>> begin SOURCE RECORDS

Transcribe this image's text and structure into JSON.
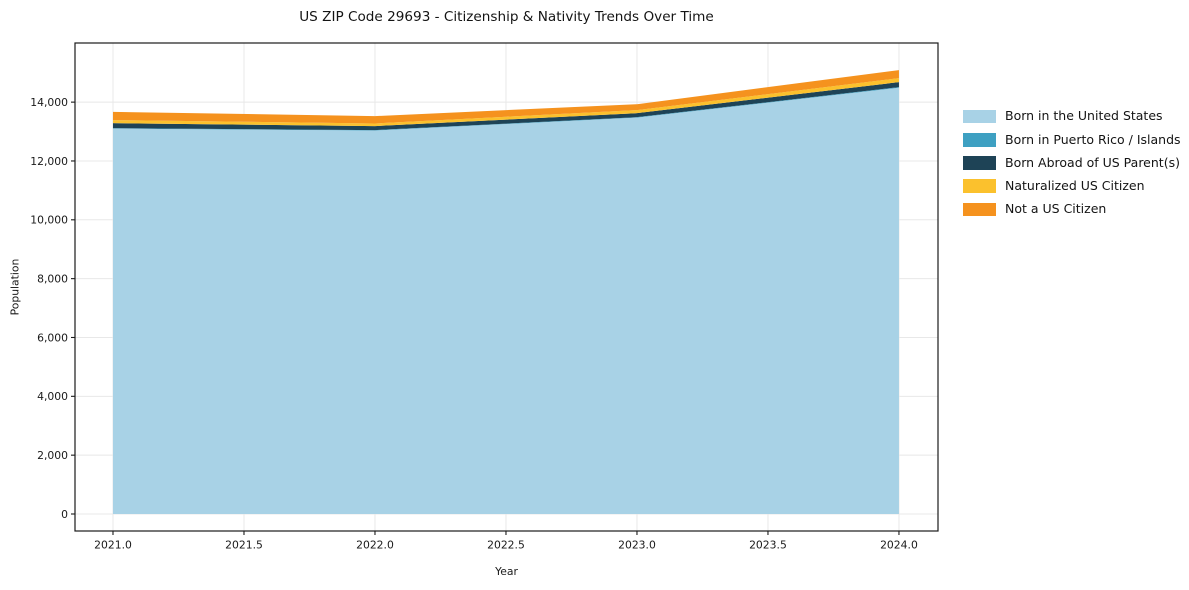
{
  "title": "US ZIP Code 29693 - Citizenship & Nativity Trends Over Time",
  "chart_data": {
    "type": "area",
    "stacked": true,
    "title": "US ZIP Code 29693 - Citizenship & Nativity Trends Over Time",
    "xlabel": "Year",
    "ylabel": "Population",
    "x": [
      2021,
      2022,
      2023,
      2024
    ],
    "series": [
      {
        "name": "Born in the United States",
        "color": "#a8d2e6",
        "values": [
          13100,
          13035,
          13475,
          14490
        ]
      },
      {
        "name": "Born in Puerto Rico / Islands",
        "color": "#3ea0c2",
        "values": [
          15,
          15,
          15,
          20
        ]
      },
      {
        "name": "Born Abroad of US Parent(s)",
        "color": "#1e4356",
        "values": [
          170,
          135,
          135,
          170
        ]
      },
      {
        "name": "Naturalized US Citizen",
        "color": "#fbc12d",
        "values": [
          105,
          90,
          105,
          135
        ]
      },
      {
        "name": "Not a US Citizen",
        "color": "#f5921e",
        "values": [
          280,
          250,
          200,
          275
        ]
      }
    ],
    "xticks": [
      2021.0,
      2021.5,
      2022.0,
      2022.5,
      2023.0,
      2023.5,
      2024.0
    ],
    "xtick_labels": [
      "2021.0",
      "2021.5",
      "2022.0",
      "2022.5",
      "2023.0",
      "2023.5",
      "2024.0"
    ],
    "yticks": [
      0,
      2000,
      4000,
      6000,
      8000,
      10000,
      12000,
      14000
    ],
    "ytick_labels": [
      "0",
      "2,000",
      "4,000",
      "6,000",
      "8,000",
      "10,000",
      "12,000",
      "14,000"
    ],
    "xlim": [
      2020.855,
      2024.149
    ],
    "ylim": [
      -578,
      16010
    ],
    "grid": true,
    "legend_position": "right",
    "colors": {
      "grid": "#e8e8e8",
      "frame": "#1a1a1a",
      "background": "#ffffff",
      "text": "#1a1a1a"
    }
  }
}
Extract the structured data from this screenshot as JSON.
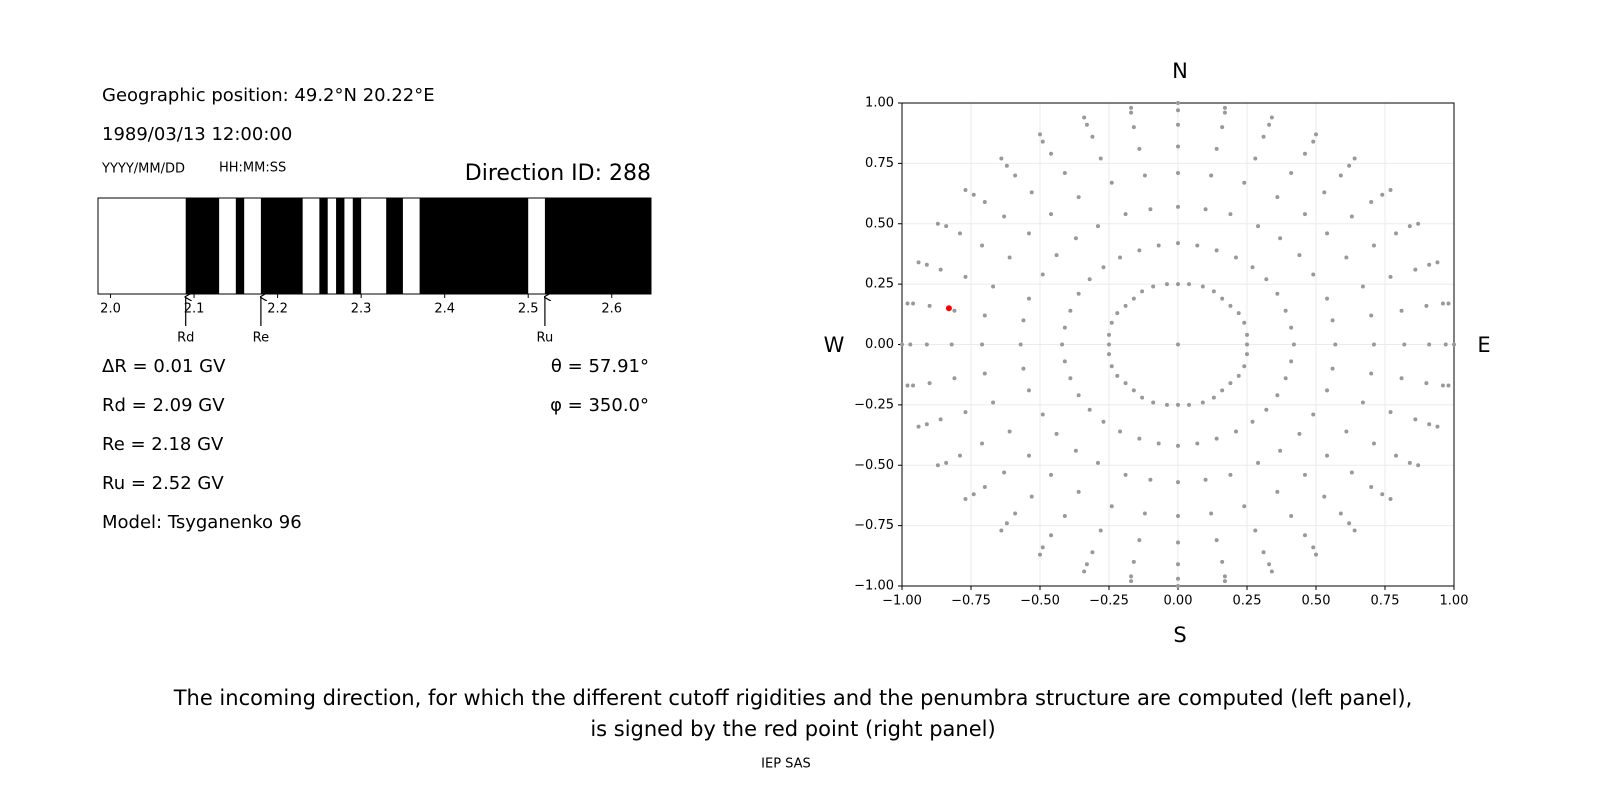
{
  "info": {
    "position": "Geographic position: 49.2°N 20.22°E",
    "datetime": "1989/03/13 12:00:00",
    "date_format": "YYYY/MM/DD",
    "time_format": "HH:MM:SS",
    "direction": "Direction ID: 288",
    "delta_r": "ΔR = 0.01 GV",
    "theta": "θ = 57.91°",
    "phi": "φ = 350.0°",
    "rd": "Rd = 2.09 GV",
    "re": "Re = 2.18 GV",
    "ru": "Ru = 2.52 GV",
    "model": "Model: Tsyganenko 96"
  },
  "compass": {
    "n": "N",
    "s": "S",
    "w": "W",
    "e": "E"
  },
  "caption": [
    "The incoming direction, for which the different cutoff rigidities and the penumbra structure are computed (left panel),",
    "is signed by the red point (right panel)"
  ],
  "footer": "IEP SAS",
  "chart_data": [
    {
      "type": "band",
      "color": "#000000",
      "xlim": [
        1.985,
        2.647
      ],
      "xticks": [
        {
          "value": 2,
          "label": "2.0"
        },
        2.1,
        2.2,
        2.3,
        2.4,
        2.5,
        2.6
      ],
      "forbidden": [
        [
          2.09,
          2.13
        ],
        [
          2.15,
          2.16
        ],
        [
          2.18,
          2.23
        ],
        [
          2.25,
          2.26
        ],
        [
          2.27,
          2.28
        ],
        [
          2.29,
          2.3
        ],
        [
          2.33,
          2.35
        ],
        [
          2.37,
          2.5
        ],
        [
          2.52,
          2.647
        ]
      ],
      "cutoffs": [
        {
          "name": "Rd",
          "value": 2.09
        },
        {
          "name": "Re",
          "value": 2.18
        },
        {
          "name": "Ru",
          "value": 2.52
        }
      ]
    },
    {
      "type": "scatter",
      "xlim": [
        -1,
        1
      ],
      "ylim": [
        -1,
        1
      ],
      "grid": true,
      "xticks": [
        {
          "value": -1,
          "label": "−1.00"
        },
        {
          "value": -0.75,
          "label": "−0.75"
        },
        {
          "value": -0.5,
          "label": "−0.50"
        },
        {
          "value": -0.25,
          "label": "−0.25"
        },
        {
          "value": 0,
          "label": "0.00"
        },
        {
          "value": 0.25,
          "label": "0.25"
        },
        {
          "value": 0.5,
          "label": "0.50"
        },
        {
          "value": 0.75,
          "label": "0.75"
        },
        {
          "value": 1,
          "label": "1.00"
        }
      ],
      "yticks": [
        {
          "value": -1,
          "label": "−1.00"
        },
        {
          "value": -0.75,
          "label": "−0.75"
        },
        {
          "value": -0.5,
          "label": "−0.50"
        },
        {
          "value": -0.25,
          "label": "−0.25"
        },
        {
          "value": 0,
          "label": "0.00"
        },
        {
          "value": 0.25,
          "label": "0.25"
        },
        {
          "value": 0.5,
          "label": "0.50"
        },
        {
          "value": 0.75,
          "label": "0.75"
        },
        {
          "value": 1,
          "label": "1.00"
        }
      ],
      "series": [
        {
          "color": "#999999",
          "x": [
            0
          ],
          "y": [
            0
          ]
        },
        {
          "color": "#999999",
          "x": [
            0,
            0.04,
            0.09,
            0.13,
            0.16,
            0.19,
            0.22,
            0.24,
            0.25,
            0.25,
            0.25,
            0.24,
            0.22,
            0.19,
            0.16,
            0.13,
            0.09,
            0.04,
            0,
            -0.04,
            -0.09,
            -0.13,
            -0.16,
            -0.19,
            -0.22,
            -0.24,
            -0.25,
            -0.25,
            -0.25,
            -0.24,
            -0.22,
            -0.19,
            -0.16,
            -0.13,
            -0.09,
            -0.04
          ],
          "y": [
            0.25,
            0.25,
            0.24,
            0.22,
            0.19,
            0.16,
            0.13,
            0.09,
            0.04,
            0,
            -0.04,
            -0.09,
            -0.13,
            -0.16,
            -0.19,
            -0.22,
            -0.24,
            -0.25,
            -0.25,
            -0.25,
            -0.24,
            -0.22,
            -0.19,
            -0.16,
            -0.13,
            -0.09,
            -0.04,
            0,
            0.04,
            0.09,
            0.13,
            0.16,
            0.19,
            0.22,
            0.24,
            0.25
          ]
        },
        {
          "color": "#999999",
          "x": [
            0,
            0.07,
            0.14,
            0.21,
            0.27,
            0.32,
            0.36,
            0.39,
            0.41,
            0.42,
            0.41,
            0.39,
            0.36,
            0.32,
            0.27,
            0.21,
            0.14,
            0.07,
            0,
            -0.07,
            -0.14,
            -0.21,
            -0.27,
            -0.32,
            -0.36,
            -0.39,
            -0.41,
            -0.42,
            -0.41,
            -0.39,
            -0.36,
            -0.32,
            -0.27,
            -0.21,
            -0.14,
            -0.07
          ],
          "y": [
            0.42,
            0.41,
            0.39,
            0.36,
            0.32,
            0.27,
            0.21,
            0.14,
            0.07,
            0,
            -0.07,
            -0.14,
            -0.21,
            -0.27,
            -0.32,
            -0.36,
            -0.39,
            -0.41,
            -0.42,
            -0.41,
            -0.39,
            -0.36,
            -0.32,
            -0.27,
            -0.21,
            -0.14,
            -0.07,
            0,
            0.07,
            0.14,
            0.21,
            0.27,
            0.32,
            0.36,
            0.39,
            0.41
          ]
        },
        {
          "color": "#999999",
          "x": [
            0,
            0.1,
            0.19,
            0.29,
            0.37,
            0.44,
            0.49,
            0.54,
            0.56,
            0.57,
            0.56,
            0.54,
            0.49,
            0.44,
            0.37,
            0.29,
            0.19,
            0.1,
            0,
            -0.1,
            -0.19,
            -0.29,
            -0.37,
            -0.44,
            -0.49,
            -0.54,
            -0.56,
            -0.57,
            -0.56,
            -0.54,
            -0.49,
            -0.44,
            -0.37,
            -0.29,
            -0.19,
            -0.1
          ],
          "y": [
            0.57,
            0.56,
            0.54,
            0.49,
            0.44,
            0.37,
            0.29,
            0.19,
            0.1,
            0,
            -0.1,
            -0.19,
            -0.29,
            -0.37,
            -0.44,
            -0.49,
            -0.54,
            -0.56,
            -0.57,
            -0.56,
            -0.54,
            -0.49,
            -0.44,
            -0.37,
            -0.29,
            -0.19,
            -0.1,
            0,
            0.1,
            0.19,
            0.29,
            0.37,
            0.44,
            0.49,
            0.54,
            0.56
          ]
        },
        {
          "color": "#999999",
          "x": [
            0,
            0.12,
            0.24,
            0.36,
            0.46,
            0.54,
            0.61,
            0.67,
            0.7,
            0.71,
            0.7,
            0.67,
            0.61,
            0.54,
            0.46,
            0.36,
            0.24,
            0.12,
            0,
            -0.12,
            -0.24,
            -0.36,
            -0.46,
            -0.54,
            -0.61,
            -0.67,
            -0.7,
            -0.71,
            -0.7,
            -0.67,
            -0.61,
            -0.54,
            -0.46,
            -0.36,
            -0.24,
            -0.12
          ],
          "y": [
            0.71,
            0.7,
            0.67,
            0.61,
            0.54,
            0.46,
            0.36,
            0.24,
            0.12,
            0,
            -0.12,
            -0.24,
            -0.36,
            -0.46,
            -0.54,
            -0.61,
            -0.67,
            -0.7,
            -0.71,
            -0.7,
            -0.67,
            -0.61,
            -0.54,
            -0.46,
            -0.36,
            -0.24,
            -0.12,
            0,
            0.12,
            0.24,
            0.36,
            0.46,
            0.54,
            0.61,
            0.67,
            0.7
          ]
        },
        {
          "color": "#999999",
          "x": [
            0,
            0.14,
            0.28,
            0.41,
            0.53,
            0.63,
            0.71,
            0.77,
            0.81,
            0.82,
            0.81,
            0.77,
            0.71,
            0.63,
            0.53,
            0.41,
            0.28,
            0.14,
            0,
            -0.14,
            -0.28,
            -0.41,
            -0.53,
            -0.63,
            -0.71,
            -0.77,
            -0.81,
            -0.82,
            -0.81,
            -0.77,
            -0.71,
            -0.63,
            -0.53,
            -0.41,
            -0.28,
            -0.14
          ],
          "y": [
            0.82,
            0.81,
            0.77,
            0.71,
            0.63,
            0.53,
            0.41,
            0.28,
            0.14,
            0,
            -0.14,
            -0.28,
            -0.41,
            -0.53,
            -0.63,
            -0.71,
            -0.77,
            -0.81,
            -0.82,
            -0.81,
            -0.77,
            -0.71,
            -0.63,
            -0.53,
            -0.41,
            -0.28,
            -0.14,
            0,
            0.14,
            0.28,
            0.41,
            0.53,
            0.63,
            0.71,
            0.77,
            0.81
          ]
        },
        {
          "color": "#999999",
          "x": [
            0,
            0.16,
            0.31,
            0.46,
            0.59,
            0.7,
            0.79,
            0.86,
            0.9,
            0.91,
            0.9,
            0.86,
            0.79,
            0.7,
            0.59,
            0.46,
            0.31,
            0.16,
            0,
            -0.16,
            -0.31,
            -0.46,
            -0.59,
            -0.7,
            -0.79,
            -0.86,
            -0.9,
            -0.91,
            -0.9,
            -0.86,
            -0.79,
            -0.7,
            -0.59,
            -0.46,
            -0.31,
            -0.16
          ],
          "y": [
            0.91,
            0.9,
            0.86,
            0.79,
            0.7,
            0.59,
            0.46,
            0.31,
            0.16,
            0,
            -0.16,
            -0.31,
            -0.46,
            -0.59,
            -0.7,
            -0.79,
            -0.86,
            -0.9,
            -0.91,
            -0.9,
            -0.86,
            -0.79,
            -0.7,
            -0.59,
            -0.46,
            -0.31,
            -0.16,
            0,
            0.16,
            0.31,
            0.46,
            0.59,
            0.7,
            0.79,
            0.86,
            0.9
          ]
        },
        {
          "color": "#999999",
          "x": [
            0,
            0.17,
            0.33,
            0.49,
            0.62,
            0.74,
            0.84,
            0.91,
            0.96,
            0.97,
            0.96,
            0.91,
            0.84,
            0.74,
            0.62,
            0.49,
            0.33,
            0.17,
            0,
            -0.17,
            -0.33,
            -0.49,
            -0.62,
            -0.74,
            -0.84,
            -0.91,
            -0.96,
            -0.97,
            -0.96,
            -0.91,
            -0.84,
            -0.74,
            -0.62,
            -0.49,
            -0.33,
            -0.17
          ],
          "y": [
            0.97,
            0.96,
            0.91,
            0.84,
            0.74,
            0.62,
            0.49,
            0.33,
            0.17,
            0,
            -0.17,
            -0.33,
            -0.49,
            -0.62,
            -0.74,
            -0.84,
            -0.91,
            -0.96,
            -0.97,
            -0.96,
            -0.91,
            -0.84,
            -0.74,
            -0.62,
            -0.49,
            -0.33,
            -0.17,
            0,
            0.17,
            0.33,
            0.49,
            0.62,
            0.74,
            0.84,
            0.91,
            0.96
          ]
        },
        {
          "color": "#999999",
          "x": [
            0,
            0.17,
            0.34,
            0.5,
            0.64,
            0.77,
            0.87,
            0.94,
            0.98,
            1,
            0.98,
            0.94,
            0.87,
            0.77,
            0.64,
            0.5,
            0.34,
            0.17,
            0,
            -0.17,
            -0.34,
            -0.5,
            -0.64,
            -0.77,
            -0.87,
            -0.94,
            -0.98,
            -1,
            -0.98,
            -0.94,
            -0.87,
            -0.77,
            -0.64,
            -0.5,
            -0.34,
            -0.17
          ],
          "y": [
            1,
            0.98,
            0.94,
            0.87,
            0.77,
            0.64,
            0.5,
            0.34,
            0.17,
            0,
            -0.17,
            -0.34,
            -0.5,
            -0.64,
            -0.77,
            -0.87,
            -0.94,
            -0.98,
            -1,
            -0.98,
            -0.94,
            -0.87,
            -0.77,
            -0.64,
            -0.5,
            -0.34,
            -0.17,
            0,
            0.17,
            0.34,
            0.5,
            0.64,
            0.77,
            0.87,
            0.94,
            0.98
          ]
        },
        {
          "color": "#ff0000",
          "x": [
            -0.83
          ],
          "y": [
            0.15
          ]
        }
      ]
    }
  ]
}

>> end SOURCE RECORDS

WHAT YOU NEED TO DO:
State how many lines of the records above contain "direction", with no words besides the number.

RESPONSE TO THIS TASK:
2